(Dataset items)
+++++
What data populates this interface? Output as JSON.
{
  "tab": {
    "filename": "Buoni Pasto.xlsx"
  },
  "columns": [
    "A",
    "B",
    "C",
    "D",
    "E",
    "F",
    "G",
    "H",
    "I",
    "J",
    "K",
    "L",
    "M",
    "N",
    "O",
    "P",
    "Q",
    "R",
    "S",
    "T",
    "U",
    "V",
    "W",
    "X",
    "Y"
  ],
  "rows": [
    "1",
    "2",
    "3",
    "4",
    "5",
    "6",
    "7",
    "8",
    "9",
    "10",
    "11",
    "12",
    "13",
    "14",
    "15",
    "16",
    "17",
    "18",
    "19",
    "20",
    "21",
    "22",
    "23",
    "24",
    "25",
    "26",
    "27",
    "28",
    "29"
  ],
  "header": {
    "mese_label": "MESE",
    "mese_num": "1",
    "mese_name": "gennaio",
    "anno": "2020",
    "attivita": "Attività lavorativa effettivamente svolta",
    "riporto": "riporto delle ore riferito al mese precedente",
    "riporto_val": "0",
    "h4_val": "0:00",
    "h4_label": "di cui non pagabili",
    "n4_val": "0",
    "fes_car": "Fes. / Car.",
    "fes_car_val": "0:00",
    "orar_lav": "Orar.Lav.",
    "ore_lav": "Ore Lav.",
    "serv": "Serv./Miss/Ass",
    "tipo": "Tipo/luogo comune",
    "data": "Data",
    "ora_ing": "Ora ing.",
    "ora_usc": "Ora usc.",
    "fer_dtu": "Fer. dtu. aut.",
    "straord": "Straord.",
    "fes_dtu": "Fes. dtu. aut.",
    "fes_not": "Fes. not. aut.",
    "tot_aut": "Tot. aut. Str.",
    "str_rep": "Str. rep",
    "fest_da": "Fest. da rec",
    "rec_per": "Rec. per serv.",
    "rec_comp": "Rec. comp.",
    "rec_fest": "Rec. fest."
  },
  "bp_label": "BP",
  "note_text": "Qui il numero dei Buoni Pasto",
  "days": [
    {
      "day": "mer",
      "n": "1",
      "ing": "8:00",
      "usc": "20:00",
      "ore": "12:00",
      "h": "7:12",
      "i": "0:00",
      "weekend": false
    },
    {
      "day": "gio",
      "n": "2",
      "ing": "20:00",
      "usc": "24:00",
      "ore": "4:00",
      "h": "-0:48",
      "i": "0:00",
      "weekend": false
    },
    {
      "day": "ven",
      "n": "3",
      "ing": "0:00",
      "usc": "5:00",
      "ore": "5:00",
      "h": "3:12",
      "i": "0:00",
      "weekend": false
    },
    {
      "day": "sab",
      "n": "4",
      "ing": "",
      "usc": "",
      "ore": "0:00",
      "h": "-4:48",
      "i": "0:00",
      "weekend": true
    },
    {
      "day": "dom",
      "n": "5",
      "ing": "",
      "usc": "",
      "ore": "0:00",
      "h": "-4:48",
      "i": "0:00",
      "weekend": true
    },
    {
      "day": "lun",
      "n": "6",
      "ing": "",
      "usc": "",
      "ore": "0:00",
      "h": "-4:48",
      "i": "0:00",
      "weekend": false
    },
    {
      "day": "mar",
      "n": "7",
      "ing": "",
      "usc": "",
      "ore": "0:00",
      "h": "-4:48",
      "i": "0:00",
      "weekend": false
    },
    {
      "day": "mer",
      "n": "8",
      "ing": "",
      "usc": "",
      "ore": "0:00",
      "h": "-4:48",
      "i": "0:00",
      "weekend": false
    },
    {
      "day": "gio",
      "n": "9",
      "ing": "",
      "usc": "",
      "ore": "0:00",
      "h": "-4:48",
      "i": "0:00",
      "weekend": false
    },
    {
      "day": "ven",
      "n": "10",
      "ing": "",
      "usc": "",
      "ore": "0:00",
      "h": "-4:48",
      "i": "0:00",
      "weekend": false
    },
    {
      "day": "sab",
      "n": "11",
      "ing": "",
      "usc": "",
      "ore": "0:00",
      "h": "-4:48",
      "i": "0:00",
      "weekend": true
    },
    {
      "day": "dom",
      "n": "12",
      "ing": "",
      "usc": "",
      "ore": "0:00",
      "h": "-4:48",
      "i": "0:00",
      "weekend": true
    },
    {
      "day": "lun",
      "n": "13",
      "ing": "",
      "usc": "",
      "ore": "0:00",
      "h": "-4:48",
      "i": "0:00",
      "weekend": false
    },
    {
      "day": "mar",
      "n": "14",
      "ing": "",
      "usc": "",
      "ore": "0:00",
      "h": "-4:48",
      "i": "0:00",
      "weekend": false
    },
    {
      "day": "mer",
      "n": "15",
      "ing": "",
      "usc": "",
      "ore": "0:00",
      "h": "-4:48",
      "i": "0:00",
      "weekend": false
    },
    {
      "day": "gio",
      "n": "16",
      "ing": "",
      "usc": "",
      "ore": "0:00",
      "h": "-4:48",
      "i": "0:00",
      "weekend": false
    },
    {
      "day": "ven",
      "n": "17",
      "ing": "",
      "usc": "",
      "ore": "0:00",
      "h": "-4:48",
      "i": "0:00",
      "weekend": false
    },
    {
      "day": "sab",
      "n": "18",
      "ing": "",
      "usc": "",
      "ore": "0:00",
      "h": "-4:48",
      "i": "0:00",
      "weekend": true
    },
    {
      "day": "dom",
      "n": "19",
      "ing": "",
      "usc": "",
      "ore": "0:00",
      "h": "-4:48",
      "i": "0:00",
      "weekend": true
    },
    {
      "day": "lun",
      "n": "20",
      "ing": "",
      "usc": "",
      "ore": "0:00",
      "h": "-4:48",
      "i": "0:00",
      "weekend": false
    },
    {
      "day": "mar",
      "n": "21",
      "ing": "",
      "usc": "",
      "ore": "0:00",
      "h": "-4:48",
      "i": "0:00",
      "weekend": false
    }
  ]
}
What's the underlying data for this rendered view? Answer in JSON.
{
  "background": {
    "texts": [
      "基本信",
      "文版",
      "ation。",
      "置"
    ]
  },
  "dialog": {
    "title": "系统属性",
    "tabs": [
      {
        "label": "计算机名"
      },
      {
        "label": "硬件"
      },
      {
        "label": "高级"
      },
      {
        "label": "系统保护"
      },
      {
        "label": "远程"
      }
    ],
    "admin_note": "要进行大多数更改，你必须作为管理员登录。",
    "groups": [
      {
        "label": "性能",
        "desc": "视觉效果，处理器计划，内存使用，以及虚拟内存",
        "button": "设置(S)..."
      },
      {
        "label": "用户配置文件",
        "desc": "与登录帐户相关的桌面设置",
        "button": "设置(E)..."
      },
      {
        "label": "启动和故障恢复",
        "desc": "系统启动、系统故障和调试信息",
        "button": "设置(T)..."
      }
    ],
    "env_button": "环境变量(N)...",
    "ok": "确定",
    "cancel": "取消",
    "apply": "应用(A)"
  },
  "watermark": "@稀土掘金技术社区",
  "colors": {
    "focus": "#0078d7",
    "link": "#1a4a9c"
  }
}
+++++
• What to do: Copy each record from above without leaving any out.

• Answer to the exercise:
What data populates this interface? Output as JSON.
{
  "tab": {
    "filename": "Buoni Pasto.xlsx"
  },
  "columns": [
    "A",
    "B",
    "C",
    "D",
    "E",
    "F",
    "G",
    "H",
    "I",
    "J",
    "K",
    "L",
    "M",
    "N",
    "O",
    "P",
    "Q",
    "R",
    "S",
    "T",
    "U",
    "V",
    "W",
    "X",
    "Y"
  ],
  "rows": [
    "1",
    "2",
    "3",
    "4",
    "5",
    "6",
    "7",
    "8",
    "9",
    "10",
    "11",
    "12",
    "13",
    "14",
    "15",
    "16",
    "17",
    "18",
    "19",
    "20",
    "21",
    "22",
    "23",
    "24",
    "25",
    "26",
    "27",
    "28",
    "29"
  ],
  "header": {
    "mese_label": "MESE",
    "mese_num": "1",
    "mese_name": "gennaio",
    "anno": "2020",
    "attivita": "Attività lavorativa effettivamente svolta",
    "riporto": "riporto delle ore riferito al mese precedente",
    "riporto_val": "0",
    "h4_val": "0:00",
    "h4_label": "di cui non pagabili",
    "n4_val": "0",
    "fes_car": "Fes. / Car.",
    "fes_car_val": "0:00",
    "orar_lav": "Orar.Lav.",
    "ore_lav": "Ore Lav.",
    "serv": "Serv./Miss/Ass",
    "tipo": "Tipo/luogo comune",
    "data": "Data",
    "ora_ing": "Ora ing.",
    "ora_usc": "Ora usc.",
    "fer_dtu": "Fer. dtu. aut.",
    "straord": "Straord.",
    "fes_dtu": "Fes. dtu. aut.",
    "fes_not": "Fes. not. aut.",
    "tot_aut": "Tot. aut. Str.",
    "str_rep": "Str. rep",
    "fest_da": "Fest. da rec",
    "rec_per": "Rec. per serv.",
    "rec_comp": "Rec. comp.",
    "rec_fest": "Rec. fest."
  },
  "bp_label": "BP",
  "note_text": "Qui il numero dei Buoni Pasto",
  "days": [
    {
      "day": "mer",
      "n": "1",
      "ing": "8:00",
      "usc": "20:00",
      "ore": "12:00",
      "h": "7:12",
      "i": "0:00",
      "weekend": false
    },
    {
      "day": "gio",
      "n": "2",
      "ing": "20:00",
      "usc": "24:00",
      "ore": "4:00",
      "h": "-0:48",
      "i": "0:00",
      "weekend": false
    },
    {
      "day": "ven",
      "n": "3",
      "ing": "0:00",
      "usc": "5:00",
      "ore": "5:00",
      "h": "3:12",
      "i": "0:00",
      "weekend": false
    },
    {
      "day": "sab",
      "n": "4",
      "ing": "",
      "usc": "",
      "ore": "0:00",
      "h": "-4:48",
      "i": "0:00",
      "weekend": true
    },
    {
      "day": "dom",
      "n": "5",
      "ing": "",
      "usc": "",
      "ore": "0:00",
      "h": "-4:48",
      "i": "0:00",
      "weekend": true
    },
    {
      "day": "lun",
      "n": "6",
      "ing": "",
      "usc": "",
      "ore": "0:00",
      "h": "-4:48",
      "i": "0:00",
      "weekend": false
    },
    {
      "day": "mar",
      "n": "7",
      "ing": "",
      "usc": "",
      "ore": "0:00",
      "h": "-4:48",
      "i": "0:00",
      "weekend": false
    },
    {
      "day": "mer",
      "n": "8",
      "ing": "",
      "usc": "",
      "ore": "0:00",
      "h": "-4:48",
      "i": "0:00",
      "weekend": false
    },
    {
      "day": "gio",
      "n": "9",
      "ing": "",
      "usc": "",
      "ore": "0:00",
      "h": "-4:48",
      "i": "0:00",
      "weekend": false
    },
    {
      "day": "ven",
      "n": "10",
      "ing": "",
      "usc": "",
      "ore": "0:00",
      "h": "-4:48",
      "i": "0:00",
      "weekend": false
    },
    {
      "day": "sab",
      "n": "11",
      "ing": "",
      "usc": "",
      "ore": "0:00",
      "h": "-4:48",
      "i": "0:00",
      "weekend": true
    },
    {
      "day": "dom",
      "n": "12",
      "ing": "",
      "usc": "",
      "ore": "0:00",
      "h": "-4:48",
      "i": "0:00",
      "weekend": true
    },
    {
      "day": "lun",
      "n": "13",
      "ing": "",
      "usc": "",
      "ore": "0:00",
      "h": "-4:48",
      "i": "0:00",
      "weekend": false
    },
    {
      "day": "mar",
      "n": "14",
      "ing": "",
      "usc": "",
      "ore": "0:00",
      "h": "-4:48",
      "i": "0:00",
      "weekend": false
    },
    {
      "day": "mer",
      "n": "15",
      "ing": "",
      "usc": "",
      "ore": "0:00",
      "h": "-4:48",
      "i": "0:00",
      "weekend": false
    },
    {
      "day": "gio",
      "n": "16",
      "ing": "",
      "usc": "",
      "ore": "0:00",
      "h": "-4:48",
      "i": "0:00",
      "weekend": false
    },
    {
      "day": "ven",
      "n": "17",
      "ing": "",
      "usc": "",
      "ore": "0:00",
      "h": "-4:48",
      "i": "0:00",
      "weekend": false
    },
    {
      "day": "sab",
      "n": "18",
      "ing": "",
      "usc": "",
      "ore": "0:00",
      "h": "-4:48",
      "i": "0:00",
      "weekend": true
    },
    {
      "day": "dom",
      "n": "19",
      "ing": "",
      "usc": "",
      "ore": "0:00",
      "h": "-4:48",
      "i": "0:00",
      "weekend": true
    },
    {
      "day": "lun",
      "n": "20",
      "ing": "",
      "usc": "",
      "ore": "0:00",
      "h": "-4:48",
      "i": "0:00",
      "weekend": false
    },
    {
      "day": "mar",
      "n": "21",
      "ing": "",
      "usc": "",
      "ore": "0:00",
      "h": "-4:48",
      "i": "0:00",
      "weekend": false
    }
  ]
}
What's the underlying data for this rendered view? Answer in JSON.
{
  "background": {
    "texts": [
      "基本信",
      "文版",
      "ation。",
      "置"
    ]
  },
  "dialog": {
    "title": "系统属性",
    "tabs": [
      {
        "label": "计算机名"
      },
      {
        "label": "硬件"
      },
      {
        "label": "高级"
      },
      {
        "label": "系统保护"
      },
      {
        "label": "远程"
      }
    ],
    "admin_note": "要进行大多数更改，你必须作为管理员登录。",
    "groups": [
      {
        "label": "性能",
        "desc": "视觉效果，处理器计划，内存使用，以及虚拟内存",
        "button": "设置(S)..."
      },
      {
        "label": "用户配置文件",
        "desc": "与登录帐户相关的桌面设置",
        "button": "设置(E)..."
      },
      {
        "label": "启动和故障恢复",
        "desc": "系统启动、系统故障和调试信息",
        "button": "设置(T)..."
      }
    ],
    "env_button": "环境变量(N)...",
    "ok": "确定",
    "cancel": "取消",
    "apply": "应用(A)"
  },
  "watermark": "@稀土掘金技术社区",
  "colors": {
    "focus": "#0078d7",
    "link": "#1a4a9c"
  }
}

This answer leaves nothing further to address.